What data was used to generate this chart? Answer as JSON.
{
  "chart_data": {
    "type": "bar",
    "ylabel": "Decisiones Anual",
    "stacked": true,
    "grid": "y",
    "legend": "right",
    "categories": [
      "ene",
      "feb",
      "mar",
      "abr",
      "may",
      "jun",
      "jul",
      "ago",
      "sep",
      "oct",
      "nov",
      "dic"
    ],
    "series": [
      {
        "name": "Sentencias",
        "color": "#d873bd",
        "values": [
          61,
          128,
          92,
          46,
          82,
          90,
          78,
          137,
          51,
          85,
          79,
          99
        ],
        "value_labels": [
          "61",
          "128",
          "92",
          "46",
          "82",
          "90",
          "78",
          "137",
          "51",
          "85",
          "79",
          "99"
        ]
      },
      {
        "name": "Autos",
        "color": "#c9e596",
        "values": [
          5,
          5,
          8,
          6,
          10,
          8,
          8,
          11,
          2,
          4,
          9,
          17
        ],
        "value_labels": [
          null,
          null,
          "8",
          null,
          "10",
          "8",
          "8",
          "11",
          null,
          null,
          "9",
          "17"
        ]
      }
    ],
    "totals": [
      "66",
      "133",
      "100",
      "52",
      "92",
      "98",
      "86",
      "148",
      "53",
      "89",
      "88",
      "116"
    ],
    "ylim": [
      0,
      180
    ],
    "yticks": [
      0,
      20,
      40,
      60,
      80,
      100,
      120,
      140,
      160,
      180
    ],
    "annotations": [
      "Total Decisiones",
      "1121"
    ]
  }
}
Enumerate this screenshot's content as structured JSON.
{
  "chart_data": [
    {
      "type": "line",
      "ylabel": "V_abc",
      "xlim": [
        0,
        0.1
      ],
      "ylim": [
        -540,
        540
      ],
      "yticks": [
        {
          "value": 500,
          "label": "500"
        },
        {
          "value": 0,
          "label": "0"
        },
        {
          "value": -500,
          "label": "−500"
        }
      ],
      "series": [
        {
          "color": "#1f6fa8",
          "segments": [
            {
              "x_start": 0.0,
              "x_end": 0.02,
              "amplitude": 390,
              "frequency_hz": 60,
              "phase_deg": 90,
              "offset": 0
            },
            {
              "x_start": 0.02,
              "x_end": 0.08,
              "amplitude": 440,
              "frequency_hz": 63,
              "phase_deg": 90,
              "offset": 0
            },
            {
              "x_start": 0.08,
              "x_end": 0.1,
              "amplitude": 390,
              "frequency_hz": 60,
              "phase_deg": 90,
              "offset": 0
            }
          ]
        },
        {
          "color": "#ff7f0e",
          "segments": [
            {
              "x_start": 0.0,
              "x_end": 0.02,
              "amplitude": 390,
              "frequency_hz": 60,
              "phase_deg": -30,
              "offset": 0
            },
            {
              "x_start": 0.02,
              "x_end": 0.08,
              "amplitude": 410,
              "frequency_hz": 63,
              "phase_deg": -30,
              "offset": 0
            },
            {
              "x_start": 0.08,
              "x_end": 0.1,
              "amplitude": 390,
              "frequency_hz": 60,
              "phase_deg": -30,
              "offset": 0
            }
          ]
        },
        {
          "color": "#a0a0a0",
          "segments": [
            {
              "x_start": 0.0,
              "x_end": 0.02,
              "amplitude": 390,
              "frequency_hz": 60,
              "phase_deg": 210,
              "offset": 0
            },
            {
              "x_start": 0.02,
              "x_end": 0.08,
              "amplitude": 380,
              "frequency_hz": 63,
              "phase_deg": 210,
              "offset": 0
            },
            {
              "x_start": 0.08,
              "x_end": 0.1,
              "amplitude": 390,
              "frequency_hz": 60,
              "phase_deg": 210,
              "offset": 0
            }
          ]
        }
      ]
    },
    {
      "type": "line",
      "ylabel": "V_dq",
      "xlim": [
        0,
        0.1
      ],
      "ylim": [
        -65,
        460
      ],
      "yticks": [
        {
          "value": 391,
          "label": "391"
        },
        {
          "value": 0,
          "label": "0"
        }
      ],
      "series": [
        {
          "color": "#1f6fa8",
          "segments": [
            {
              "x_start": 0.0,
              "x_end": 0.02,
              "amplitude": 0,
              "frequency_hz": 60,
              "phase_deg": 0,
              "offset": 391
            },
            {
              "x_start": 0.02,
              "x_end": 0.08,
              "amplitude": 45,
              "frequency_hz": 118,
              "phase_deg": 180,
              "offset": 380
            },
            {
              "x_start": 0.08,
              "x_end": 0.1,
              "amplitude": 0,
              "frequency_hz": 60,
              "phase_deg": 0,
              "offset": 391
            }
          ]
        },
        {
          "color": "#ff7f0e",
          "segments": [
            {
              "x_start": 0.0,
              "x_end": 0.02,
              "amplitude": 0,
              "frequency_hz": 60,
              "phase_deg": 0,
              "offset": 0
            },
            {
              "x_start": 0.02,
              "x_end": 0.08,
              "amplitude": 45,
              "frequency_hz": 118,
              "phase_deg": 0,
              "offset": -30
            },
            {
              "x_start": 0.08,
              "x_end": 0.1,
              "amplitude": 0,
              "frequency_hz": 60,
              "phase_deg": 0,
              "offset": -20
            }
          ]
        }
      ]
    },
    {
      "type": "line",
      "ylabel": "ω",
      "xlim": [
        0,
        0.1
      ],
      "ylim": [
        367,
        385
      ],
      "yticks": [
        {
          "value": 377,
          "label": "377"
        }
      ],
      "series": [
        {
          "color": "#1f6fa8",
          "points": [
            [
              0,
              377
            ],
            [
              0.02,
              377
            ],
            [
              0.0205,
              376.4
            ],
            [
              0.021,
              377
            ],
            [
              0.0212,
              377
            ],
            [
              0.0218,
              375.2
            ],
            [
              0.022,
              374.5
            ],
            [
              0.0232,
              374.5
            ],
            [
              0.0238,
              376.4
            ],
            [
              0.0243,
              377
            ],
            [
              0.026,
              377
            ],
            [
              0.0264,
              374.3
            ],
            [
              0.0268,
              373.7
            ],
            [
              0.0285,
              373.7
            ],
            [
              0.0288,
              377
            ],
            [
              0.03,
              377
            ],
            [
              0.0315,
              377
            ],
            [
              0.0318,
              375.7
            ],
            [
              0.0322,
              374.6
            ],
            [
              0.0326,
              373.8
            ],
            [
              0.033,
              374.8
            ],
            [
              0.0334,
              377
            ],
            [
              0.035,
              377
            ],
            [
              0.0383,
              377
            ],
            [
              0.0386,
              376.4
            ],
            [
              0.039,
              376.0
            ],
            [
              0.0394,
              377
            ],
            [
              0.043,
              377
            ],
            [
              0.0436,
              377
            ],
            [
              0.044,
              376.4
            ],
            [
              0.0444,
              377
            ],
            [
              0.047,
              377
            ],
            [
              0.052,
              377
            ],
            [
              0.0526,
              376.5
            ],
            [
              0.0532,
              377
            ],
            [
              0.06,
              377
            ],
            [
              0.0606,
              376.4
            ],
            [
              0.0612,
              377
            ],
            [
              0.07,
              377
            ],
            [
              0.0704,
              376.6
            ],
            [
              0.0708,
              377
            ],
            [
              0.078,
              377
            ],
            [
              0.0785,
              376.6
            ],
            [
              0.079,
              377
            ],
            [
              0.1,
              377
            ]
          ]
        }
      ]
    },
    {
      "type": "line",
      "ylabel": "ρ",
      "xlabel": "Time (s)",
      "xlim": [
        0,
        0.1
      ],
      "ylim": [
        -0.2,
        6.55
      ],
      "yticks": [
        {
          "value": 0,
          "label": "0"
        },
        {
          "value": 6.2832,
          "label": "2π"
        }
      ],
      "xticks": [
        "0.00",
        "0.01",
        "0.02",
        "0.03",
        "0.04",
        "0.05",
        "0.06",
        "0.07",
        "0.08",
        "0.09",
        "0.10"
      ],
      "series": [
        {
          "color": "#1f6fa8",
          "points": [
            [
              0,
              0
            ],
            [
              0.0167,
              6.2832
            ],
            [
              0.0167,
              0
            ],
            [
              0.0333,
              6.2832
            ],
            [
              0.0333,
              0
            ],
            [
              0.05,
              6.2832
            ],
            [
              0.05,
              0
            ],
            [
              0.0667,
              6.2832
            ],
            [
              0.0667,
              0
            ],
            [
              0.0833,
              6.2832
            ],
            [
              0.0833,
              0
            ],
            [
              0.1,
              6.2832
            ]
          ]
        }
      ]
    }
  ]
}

####

--- Problem requirements ---
Only lines with the string "JSON" belong in your answer; copy each one.

--- Result ---
What data was used to generate this chart? Answer as JSON.
Enumerate this screenshot's content as structured JSON.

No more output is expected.